** START DATA TO USE **
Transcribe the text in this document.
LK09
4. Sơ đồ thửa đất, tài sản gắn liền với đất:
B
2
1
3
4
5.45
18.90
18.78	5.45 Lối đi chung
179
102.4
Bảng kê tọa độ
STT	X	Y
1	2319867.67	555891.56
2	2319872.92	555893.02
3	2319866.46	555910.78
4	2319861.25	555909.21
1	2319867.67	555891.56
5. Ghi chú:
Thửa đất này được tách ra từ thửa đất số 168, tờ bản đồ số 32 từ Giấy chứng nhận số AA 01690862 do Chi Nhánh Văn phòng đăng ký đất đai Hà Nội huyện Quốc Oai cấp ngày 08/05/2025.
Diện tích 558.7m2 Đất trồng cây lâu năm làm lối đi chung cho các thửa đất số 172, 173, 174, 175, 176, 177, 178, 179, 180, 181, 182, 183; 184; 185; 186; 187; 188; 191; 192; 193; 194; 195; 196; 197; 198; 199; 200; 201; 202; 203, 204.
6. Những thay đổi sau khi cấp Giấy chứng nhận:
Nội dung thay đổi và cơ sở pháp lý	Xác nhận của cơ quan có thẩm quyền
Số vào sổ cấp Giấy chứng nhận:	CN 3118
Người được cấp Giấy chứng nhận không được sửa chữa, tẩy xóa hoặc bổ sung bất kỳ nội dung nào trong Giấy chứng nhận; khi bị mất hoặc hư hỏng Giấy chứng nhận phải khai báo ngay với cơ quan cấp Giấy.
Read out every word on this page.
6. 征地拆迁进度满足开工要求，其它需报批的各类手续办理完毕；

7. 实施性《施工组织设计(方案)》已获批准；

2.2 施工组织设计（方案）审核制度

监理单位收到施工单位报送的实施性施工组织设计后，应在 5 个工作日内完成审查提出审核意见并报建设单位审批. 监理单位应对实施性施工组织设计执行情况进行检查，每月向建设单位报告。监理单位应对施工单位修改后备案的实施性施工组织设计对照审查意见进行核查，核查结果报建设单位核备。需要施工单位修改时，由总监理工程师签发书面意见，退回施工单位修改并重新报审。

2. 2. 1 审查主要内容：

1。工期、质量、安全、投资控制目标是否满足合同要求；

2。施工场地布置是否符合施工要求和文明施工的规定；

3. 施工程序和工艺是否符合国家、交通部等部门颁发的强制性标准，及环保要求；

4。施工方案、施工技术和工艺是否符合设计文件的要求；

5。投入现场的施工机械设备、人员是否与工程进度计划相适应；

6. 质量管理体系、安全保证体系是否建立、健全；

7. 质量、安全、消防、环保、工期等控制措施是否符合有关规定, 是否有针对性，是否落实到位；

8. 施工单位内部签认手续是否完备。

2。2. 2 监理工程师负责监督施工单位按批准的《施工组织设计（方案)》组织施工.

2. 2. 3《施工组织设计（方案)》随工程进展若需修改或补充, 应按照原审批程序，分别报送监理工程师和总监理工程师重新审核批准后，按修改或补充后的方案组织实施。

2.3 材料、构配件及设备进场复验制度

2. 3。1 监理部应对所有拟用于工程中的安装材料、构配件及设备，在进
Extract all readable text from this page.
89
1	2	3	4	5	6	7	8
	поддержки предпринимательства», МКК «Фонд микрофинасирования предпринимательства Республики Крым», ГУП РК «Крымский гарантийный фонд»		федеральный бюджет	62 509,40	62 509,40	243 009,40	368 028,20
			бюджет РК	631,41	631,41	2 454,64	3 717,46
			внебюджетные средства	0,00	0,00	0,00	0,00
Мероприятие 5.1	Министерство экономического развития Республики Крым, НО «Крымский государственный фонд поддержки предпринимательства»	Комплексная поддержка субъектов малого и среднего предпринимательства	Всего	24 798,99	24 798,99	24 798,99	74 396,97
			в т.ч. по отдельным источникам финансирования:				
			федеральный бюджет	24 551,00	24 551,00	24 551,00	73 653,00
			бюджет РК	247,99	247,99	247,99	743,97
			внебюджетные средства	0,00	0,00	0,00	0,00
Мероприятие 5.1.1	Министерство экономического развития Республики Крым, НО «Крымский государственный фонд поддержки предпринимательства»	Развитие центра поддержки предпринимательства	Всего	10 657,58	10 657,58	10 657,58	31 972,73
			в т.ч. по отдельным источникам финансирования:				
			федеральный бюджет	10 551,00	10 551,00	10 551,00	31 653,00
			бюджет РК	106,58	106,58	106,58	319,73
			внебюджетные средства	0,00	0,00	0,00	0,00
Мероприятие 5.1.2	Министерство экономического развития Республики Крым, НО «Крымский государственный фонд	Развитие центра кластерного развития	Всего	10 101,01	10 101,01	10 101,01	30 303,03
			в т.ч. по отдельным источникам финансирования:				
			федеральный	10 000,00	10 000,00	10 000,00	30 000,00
** END DATA TO USE **
● TASK OBJECTIVE: Print the records above exactly as they appear.

● COMPLETED TASK:
Transcribe the text in this document.
LK09
4. Sơ đồ thửa đất, tài sản gắn liền với đất:
B
2
1
3
4
5.45
18.90
18.78	5.45 Lối đi chung
179
102.4
Bảng kê tọa độ
STT	X	Y
1	2319867.67	555891.56
2	2319872.92	555893.02
3	2319866.46	555910.78
4	2319861.25	555909.21
1	2319867.67	555891.56
5. Ghi chú:
Thửa đất này được tách ra từ thửa đất số 168, tờ bản đồ số 32 từ Giấy chứng nhận số AA 01690862 do Chi Nhánh Văn phòng đăng ký đất đai Hà Nội huyện Quốc Oai cấp ngày 08/05/2025.
Diện tích 558.7m2 Đất trồng cây lâu năm làm lối đi chung cho các thửa đất số 172, 173, 174, 175, 176, 177, 178, 179, 180, 181, 182, 183; 184; 185; 186; 187; 188; 191; 192; 193; 194; 195; 196; 197; 198; 199; 200; 201; 202; 203, 204.
6. Những thay đổi sau khi cấp Giấy chứng nhận:
Nội dung thay đổi và cơ sở pháp lý	Xác nhận của cơ quan có thẩm quyền
Số vào sổ cấp Giấy chứng nhận:	CN 3118
Người được cấp Giấy chứng nhận không được sửa chữa, tẩy xóa hoặc bổ sung bất kỳ nội dung nào trong Giấy chứng nhận; khi bị mất hoặc hư hỏng Giấy chứng nhận phải khai báo ngay với cơ quan cấp Giấy.
Read out every word on this page.
6. 征地拆迁进度满足开工要求，其它需报批的各类手续办理完毕；

7. 实施性《施工组织设计(方案)》已获批准；

2.2 施工组织设计（方案）审核制度

监理单位收到施工单位报送的实施性施工组织设计后，应在 5 个工作日内完成审查提出审核意见并报建设单位审批. 监理单位应对实施性施工组织设计执行情况进行检查，每月向建设单位报告。监理单位应对施工单位修改后备案的实施性施工组织设计对照审查意见进行核查，核查结果报建设单位核备。需要施工单位修改时，由总监理工程师签发书面意见，退回施工单位修改并重新报审。

2. 2. 1 审查主要内容：

1。工期、质量、安全、投资控制目标是否满足合同要求；

2。施工场地布置是否符合施工要求和文明施工的规定；

3. 施工程序和工艺是否符合国家、交通部等部门颁发的强制性标准，及环保要求；

4。施工方案、施工技术和工艺是否符合设计文件的要求；

5。投入现场的施工机械设备、人员是否与工程进度计划相适应；

6. 质量管理体系、安全保证体系是否建立、健全；

7. 质量、安全、消防、环保、工期等控制措施是否符合有关规定, 是否有针对性，是否落实到位；

8. 施工单位内部签认手续是否完备。

2。2. 2 监理工程师负责监督施工单位按批准的《施工组织设计（方案)》组织施工.

2. 2. 3《施工组织设计（方案)》随工程进展若需修改或补充, 应按照原审批程序，分别报送监理工程师和总监理工程师重新审核批准后，按修改或补充后的方案组织实施。

2.3 材料、构配件及设备进场复验制度

2. 3。1 监理部应对所有拟用于工程中的安装材料、构配件及设备，在进
Extract all readable text from this page.
89
1	2	3	4	5	6	7	8
	поддержки предпринимательства», МКК «Фонд микрофинасирования предпринимательства Республики Крым», ГУП РК «Крымский гарантийный фонд»		федеральный бюджет	62 509,40	62 509,40	243 009,40	368 028,20
			бюджет РК	631,41	631,41	2 454,64	3 717,46
			внебюджетные средства	0,00	0,00	0,00	0,00
Мероприятие 5.1	Министерство экономического развития Республики Крым, НО «Крымский государственный фонд поддержки предпринимательства»	Комплексная поддержка субъектов малого и среднего предпринимательства	Всего	24 798,99	24 798,99	24 798,99	74 396,97
			в т.ч. по отдельным источникам финансирования:				
			федеральный бюджет	24 551,00	24 551,00	24 551,00	73 653,00
			бюджет РК	247,99	247,99	247,99	743,97
			внебюджетные средства	0,00	0,00	0,00	0,00
Мероприятие 5.1.1	Министерство экономического развития Республики Крым, НО «Крымский государственный фонд поддержки предпринимательства»	Развитие центра поддержки предпринимательства	Всего	10 657,58	10 657,58	10 657,58	31 972,73
			в т.ч. по отдельным источникам финансирования:				
			федеральный бюджет	10 551,00	10 551,00	10 551,00	31 653,00
			бюджет РК	106,58	106,58	106,58	319,73
			внебюджетные средства	0,00	0,00	0,00	0,00
Мероприятие 5.1.2	Министерство экономического развития Республики Крым, НО «Крымский государственный фонд	Развитие центра кластерного развития	Всего	10 101,01	10 101,01	10 101,01	30 303,03
			в т.ч. по отдельным источникам финансирования:				
			федеральный	10 000,00	10 000,00	10 000,00	30 000,00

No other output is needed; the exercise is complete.